REQUEST> Your task is to copy every record exactly.

RECORDS TO USE>

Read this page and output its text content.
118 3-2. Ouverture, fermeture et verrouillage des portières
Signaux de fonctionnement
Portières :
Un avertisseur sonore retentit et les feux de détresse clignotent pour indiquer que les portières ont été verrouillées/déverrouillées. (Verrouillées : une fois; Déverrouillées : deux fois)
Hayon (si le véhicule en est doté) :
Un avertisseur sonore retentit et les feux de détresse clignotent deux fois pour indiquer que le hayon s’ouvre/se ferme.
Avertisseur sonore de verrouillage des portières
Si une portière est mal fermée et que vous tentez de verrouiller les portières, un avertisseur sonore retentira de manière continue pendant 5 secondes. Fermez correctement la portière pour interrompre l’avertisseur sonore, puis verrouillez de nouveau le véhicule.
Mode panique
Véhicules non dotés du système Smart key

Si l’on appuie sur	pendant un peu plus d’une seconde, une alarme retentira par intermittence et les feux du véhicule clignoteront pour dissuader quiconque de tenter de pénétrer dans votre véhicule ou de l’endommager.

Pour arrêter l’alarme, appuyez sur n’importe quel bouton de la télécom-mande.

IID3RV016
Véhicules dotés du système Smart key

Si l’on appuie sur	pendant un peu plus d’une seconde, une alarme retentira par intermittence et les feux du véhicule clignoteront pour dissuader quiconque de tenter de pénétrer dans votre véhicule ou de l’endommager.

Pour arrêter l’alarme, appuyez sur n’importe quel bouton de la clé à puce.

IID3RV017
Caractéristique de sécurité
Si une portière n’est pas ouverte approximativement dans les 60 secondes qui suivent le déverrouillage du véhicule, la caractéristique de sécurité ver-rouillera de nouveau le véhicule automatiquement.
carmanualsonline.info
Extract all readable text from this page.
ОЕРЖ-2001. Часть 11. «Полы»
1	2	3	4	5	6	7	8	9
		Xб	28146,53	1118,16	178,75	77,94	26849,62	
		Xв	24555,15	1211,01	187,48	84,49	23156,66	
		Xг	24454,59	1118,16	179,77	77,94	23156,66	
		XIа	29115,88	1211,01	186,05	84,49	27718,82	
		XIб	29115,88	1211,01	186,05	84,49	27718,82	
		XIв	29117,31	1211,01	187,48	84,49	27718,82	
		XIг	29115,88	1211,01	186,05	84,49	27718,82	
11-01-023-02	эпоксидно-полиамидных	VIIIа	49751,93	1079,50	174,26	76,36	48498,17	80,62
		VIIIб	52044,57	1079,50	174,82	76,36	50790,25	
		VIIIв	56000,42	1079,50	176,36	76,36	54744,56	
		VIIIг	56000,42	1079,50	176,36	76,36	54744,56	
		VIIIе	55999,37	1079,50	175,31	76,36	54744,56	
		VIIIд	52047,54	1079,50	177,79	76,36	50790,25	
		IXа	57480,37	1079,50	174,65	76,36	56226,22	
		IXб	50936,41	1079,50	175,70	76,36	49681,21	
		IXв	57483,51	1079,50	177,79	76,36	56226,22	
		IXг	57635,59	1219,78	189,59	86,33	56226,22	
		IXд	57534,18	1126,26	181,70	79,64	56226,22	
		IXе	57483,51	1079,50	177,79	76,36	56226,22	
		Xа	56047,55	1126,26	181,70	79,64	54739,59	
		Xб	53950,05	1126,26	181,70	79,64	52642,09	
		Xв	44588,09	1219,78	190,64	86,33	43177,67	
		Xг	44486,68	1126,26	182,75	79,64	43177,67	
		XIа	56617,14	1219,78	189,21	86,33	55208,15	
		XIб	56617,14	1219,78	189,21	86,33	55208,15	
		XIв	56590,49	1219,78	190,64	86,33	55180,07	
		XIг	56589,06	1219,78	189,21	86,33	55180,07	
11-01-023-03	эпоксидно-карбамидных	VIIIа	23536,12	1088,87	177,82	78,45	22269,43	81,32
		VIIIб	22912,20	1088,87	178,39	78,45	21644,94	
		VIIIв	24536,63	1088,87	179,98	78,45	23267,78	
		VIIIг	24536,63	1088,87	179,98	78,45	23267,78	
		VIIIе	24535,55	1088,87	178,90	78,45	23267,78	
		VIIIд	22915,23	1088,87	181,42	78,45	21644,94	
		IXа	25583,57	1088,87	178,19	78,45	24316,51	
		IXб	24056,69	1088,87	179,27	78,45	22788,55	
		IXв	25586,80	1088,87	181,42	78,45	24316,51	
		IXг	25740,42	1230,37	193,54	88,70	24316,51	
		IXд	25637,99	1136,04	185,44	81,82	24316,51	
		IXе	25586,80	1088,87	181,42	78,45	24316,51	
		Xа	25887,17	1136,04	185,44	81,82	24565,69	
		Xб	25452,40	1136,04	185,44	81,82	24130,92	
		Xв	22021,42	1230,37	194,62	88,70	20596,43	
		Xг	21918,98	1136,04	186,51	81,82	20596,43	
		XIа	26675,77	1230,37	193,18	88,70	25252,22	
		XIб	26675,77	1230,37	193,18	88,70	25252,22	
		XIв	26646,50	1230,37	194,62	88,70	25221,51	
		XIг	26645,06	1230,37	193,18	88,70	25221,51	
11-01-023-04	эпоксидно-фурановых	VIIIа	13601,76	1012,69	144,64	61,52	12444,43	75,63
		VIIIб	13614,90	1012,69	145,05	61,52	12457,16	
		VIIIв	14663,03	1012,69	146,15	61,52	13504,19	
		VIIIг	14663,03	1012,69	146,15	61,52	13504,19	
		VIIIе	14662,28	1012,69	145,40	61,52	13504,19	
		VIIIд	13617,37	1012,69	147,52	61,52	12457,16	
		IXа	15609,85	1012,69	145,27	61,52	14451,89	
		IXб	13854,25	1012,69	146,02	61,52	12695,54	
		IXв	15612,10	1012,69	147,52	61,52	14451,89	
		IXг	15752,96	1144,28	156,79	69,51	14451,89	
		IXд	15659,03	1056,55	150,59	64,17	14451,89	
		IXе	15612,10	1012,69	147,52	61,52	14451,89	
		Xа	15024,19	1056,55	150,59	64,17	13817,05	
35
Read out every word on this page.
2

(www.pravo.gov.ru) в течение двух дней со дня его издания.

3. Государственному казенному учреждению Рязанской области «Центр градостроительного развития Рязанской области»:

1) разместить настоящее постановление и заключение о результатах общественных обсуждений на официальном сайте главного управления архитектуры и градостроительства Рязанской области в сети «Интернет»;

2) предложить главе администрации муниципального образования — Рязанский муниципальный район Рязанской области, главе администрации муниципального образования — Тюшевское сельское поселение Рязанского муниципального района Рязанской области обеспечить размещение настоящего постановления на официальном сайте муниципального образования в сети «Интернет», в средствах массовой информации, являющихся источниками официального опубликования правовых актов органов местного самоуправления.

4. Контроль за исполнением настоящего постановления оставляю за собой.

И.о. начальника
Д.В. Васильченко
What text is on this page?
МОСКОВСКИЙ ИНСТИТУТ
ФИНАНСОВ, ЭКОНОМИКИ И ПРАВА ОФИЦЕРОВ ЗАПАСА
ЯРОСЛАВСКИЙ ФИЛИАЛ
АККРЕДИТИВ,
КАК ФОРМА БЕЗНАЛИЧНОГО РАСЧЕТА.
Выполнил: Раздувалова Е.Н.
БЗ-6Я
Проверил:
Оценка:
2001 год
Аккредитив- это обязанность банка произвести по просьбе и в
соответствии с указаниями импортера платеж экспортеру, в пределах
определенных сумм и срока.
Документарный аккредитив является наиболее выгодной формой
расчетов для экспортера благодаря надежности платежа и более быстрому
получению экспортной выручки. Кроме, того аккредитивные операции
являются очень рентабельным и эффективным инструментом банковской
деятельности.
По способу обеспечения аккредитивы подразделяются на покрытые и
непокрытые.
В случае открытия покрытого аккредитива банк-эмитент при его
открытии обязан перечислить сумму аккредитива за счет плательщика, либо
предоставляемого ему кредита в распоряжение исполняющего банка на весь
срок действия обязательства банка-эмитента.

OUTPUT BELOW>
Read this page and output its text content.
118 3-2. Ouverture, fermeture et verrouillage des portières
Signaux de fonctionnement
Portières :
Un avertisseur sonore retentit et les feux de détresse clignotent pour indiquer que les portières ont été verrouillées/déverrouillées. (Verrouillées : une fois; Déverrouillées : deux fois)
Hayon (si le véhicule en est doté) :
Un avertisseur sonore retentit et les feux de détresse clignotent deux fois pour indiquer que le hayon s’ouvre/se ferme.
Avertisseur sonore de verrouillage des portières
Si une portière est mal fermée et que vous tentez de verrouiller les portières, un avertisseur sonore retentira de manière continue pendant 5 secondes. Fermez correctement la portière pour interrompre l’avertisseur sonore, puis verrouillez de nouveau le véhicule.
Mode panique
Véhicules non dotés du système Smart key

Si l’on appuie sur	pendant un peu plus d’une seconde, une alarme retentira par intermittence et les feux du véhicule clignoteront pour dissuader quiconque de tenter de pénétrer dans votre véhicule ou de l’endommager.

Pour arrêter l’alarme, appuyez sur n’importe quel bouton de la télécom-mande.

IID3RV016
Véhicules dotés du système Smart key

Si l’on appuie sur	pendant un peu plus d’une seconde, une alarme retentira par intermittence et les feux du véhicule clignoteront pour dissuader quiconque de tenter de pénétrer dans votre véhicule ou de l’endommager.

Pour arrêter l’alarme, appuyez sur n’importe quel bouton de la clé à puce.

IID3RV017
Caractéristique de sécurité
Si une portière n’est pas ouverte approximativement dans les 60 secondes qui suivent le déverrouillage du véhicule, la caractéristique de sécurité ver-rouillera de nouveau le véhicule automatiquement.
carmanualsonline.info
Extract all readable text from this page.
ОЕРЖ-2001. Часть 11. «Полы»
1	2	3	4	5	6	7	8	9
		Xб	28146,53	1118,16	178,75	77,94	26849,62	
		Xв	24555,15	1211,01	187,48	84,49	23156,66	
		Xг	24454,59	1118,16	179,77	77,94	23156,66	
		XIа	29115,88	1211,01	186,05	84,49	27718,82	
		XIб	29115,88	1211,01	186,05	84,49	27718,82	
		XIв	29117,31	1211,01	187,48	84,49	27718,82	
		XIг	29115,88	1211,01	186,05	84,49	27718,82	
11-01-023-02	эпоксидно-полиамидных	VIIIа	49751,93	1079,50	174,26	76,36	48498,17	80,62
		VIIIб	52044,57	1079,50	174,82	76,36	50790,25	
		VIIIв	56000,42	1079,50	176,36	76,36	54744,56	
		VIIIг	56000,42	1079,50	176,36	76,36	54744,56	
		VIIIе	55999,37	1079,50	175,31	76,36	54744,56	
		VIIIд	52047,54	1079,50	177,79	76,36	50790,25	
		IXа	57480,37	1079,50	174,65	76,36	56226,22	
		IXб	50936,41	1079,50	175,70	76,36	49681,21	
		IXв	57483,51	1079,50	177,79	76,36	56226,22	
		IXг	57635,59	1219,78	189,59	86,33	56226,22	
		IXд	57534,18	1126,26	181,70	79,64	56226,22	
		IXе	57483,51	1079,50	177,79	76,36	56226,22	
		Xа	56047,55	1126,26	181,70	79,64	54739,59	
		Xб	53950,05	1126,26	181,70	79,64	52642,09	
		Xв	44588,09	1219,78	190,64	86,33	43177,67	
		Xг	44486,68	1126,26	182,75	79,64	43177,67	
		XIа	56617,14	1219,78	189,21	86,33	55208,15	
		XIб	56617,14	1219,78	189,21	86,33	55208,15	
		XIв	56590,49	1219,78	190,64	86,33	55180,07	
		XIг	56589,06	1219,78	189,21	86,33	55180,07	
11-01-023-03	эпоксидно-карбамидных	VIIIа	23536,12	1088,87	177,82	78,45	22269,43	81,32
		VIIIб	22912,20	1088,87	178,39	78,45	21644,94	
		VIIIв	24536,63	1088,87	179,98	78,45	23267,78	
		VIIIг	24536,63	1088,87	179,98	78,45	23267,78	
		VIIIе	24535,55	1088,87	178,90	78,45	23267,78	
		VIIIд	22915,23	1088,87	181,42	78,45	21644,94	
		IXа	25583,57	1088,87	178,19	78,45	24316,51	
		IXб	24056,69	1088,87	179,27	78,45	22788,55	
		IXв	25586,80	1088,87	181,42	78,45	24316,51	
		IXг	25740,42	1230,37	193,54	88,70	24316,51	
		IXд	25637,99	1136,04	185,44	81,82	24316,51	
		IXе	25586,80	1088,87	181,42	78,45	24316,51	
		Xа	25887,17	1136,04	185,44	81,82	24565,69	
		Xб	25452,40	1136,04	185,44	81,82	24130,92	
		Xв	22021,42	1230,37	194,62	88,70	20596,43	
		Xг	21918,98	1136,04	186,51	81,82	20596,43	
		XIа	26675,77	1230,37	193,18	88,70	25252,22	
		XIб	26675,77	1230,37	193,18	88,70	25252,22	
		XIв	26646,50	1230,37	194,62	88,70	25221,51	
		XIг	26645,06	1230,37	193,18	88,70	25221,51	
11-01-023-04	эпоксидно-фурановых	VIIIа	13601,76	1012,69	144,64	61,52	12444,43	75,63
		VIIIб	13614,90	1012,69	145,05	61,52	12457,16	
		VIIIв	14663,03	1012,69	146,15	61,52	13504,19	
		VIIIг	14663,03	1012,69	146,15	61,52	13504,19	
		VIIIе	14662,28	1012,69	145,40	61,52	13504,19	
		VIIIд	13617,37	1012,69	147,52	61,52	12457,16	
		IXа	15609,85	1012,69	145,27	61,52	14451,89	
		IXб	13854,25	1012,69	146,02	61,52	12695,54	
		IXв	15612,10	1012,69	147,52	61,52	14451,89	
		IXг	15752,96	1144,28	156,79	69,51	14451,89	
		IXд	15659,03	1056,55	150,59	64,17	14451,89	
		IXе	15612,10	1012,69	147,52	61,52	14451,89	
		Xа	15024,19	1056,55	150,59	64,17	13817,05	
35
Read out every word on this page.
2

(www.pravo.gov.ru) в течение двух дней со дня его издания.

3. Государственному казенному учреждению Рязанской области «Центр градостроительного развития Рязанской области»:

1) разместить настоящее постановление и заключение о результатах общественных обсуждений на официальном сайте главного управления архитектуры и градостроительства Рязанской области в сети «Интернет»;

2) предложить главе администрации муниципального образования — Рязанский муниципальный район Рязанской области, главе администрации муниципального образования — Тюшевское сельское поселение Рязанского муниципального района Рязанской области обеспечить размещение настоящего постановления на официальном сайте муниципального образования в сети «Интернет», в средствах массовой информации, являющихся источниками официального опубликования правовых актов органов местного самоуправления.

4. Контроль за исполнением настоящего постановления оставляю за собой.

И.о. начальника
Д.В. Васильченко
What text is on this page?
МОСКОВСКИЙ ИНСТИТУТ
ФИНАНСОВ, ЭКОНОМИКИ И ПРАВА ОФИЦЕРОВ ЗАПАСА
ЯРОСЛАВСКИЙ ФИЛИАЛ
АККРЕДИТИВ,
КАК ФОРМА БЕЗНАЛИЧНОГО РАСЧЕТА.
Выполнил: Раздувалова Е.Н.
БЗ-6Я
Проверил:
Оценка:
2001 год
Аккредитив- это обязанность банка произвести по просьбе и в
соответствии с указаниями импортера платеж экспортеру, в пределах
определенных сумм и срока.
Документарный аккредитив является наиболее выгодной формой
расчетов для экспортера благодаря надежности платежа и более быстрому
получению экспортной выручки. Кроме, того аккредитивные операции
являются очень рентабельным и эффективным инструментом банковской
деятельности.
По способу обеспечения аккредитивы подразделяются на покрытые и
непокрытые.
В случае открытия покрытого аккредитива банк-эмитент при его
открытии обязан перечислить сумму аккредитива за счет плательщика, либо
предоставляемого ему кредита в распоряжение исполняющего банка на весь
срок действия обязательства банка-эмитента.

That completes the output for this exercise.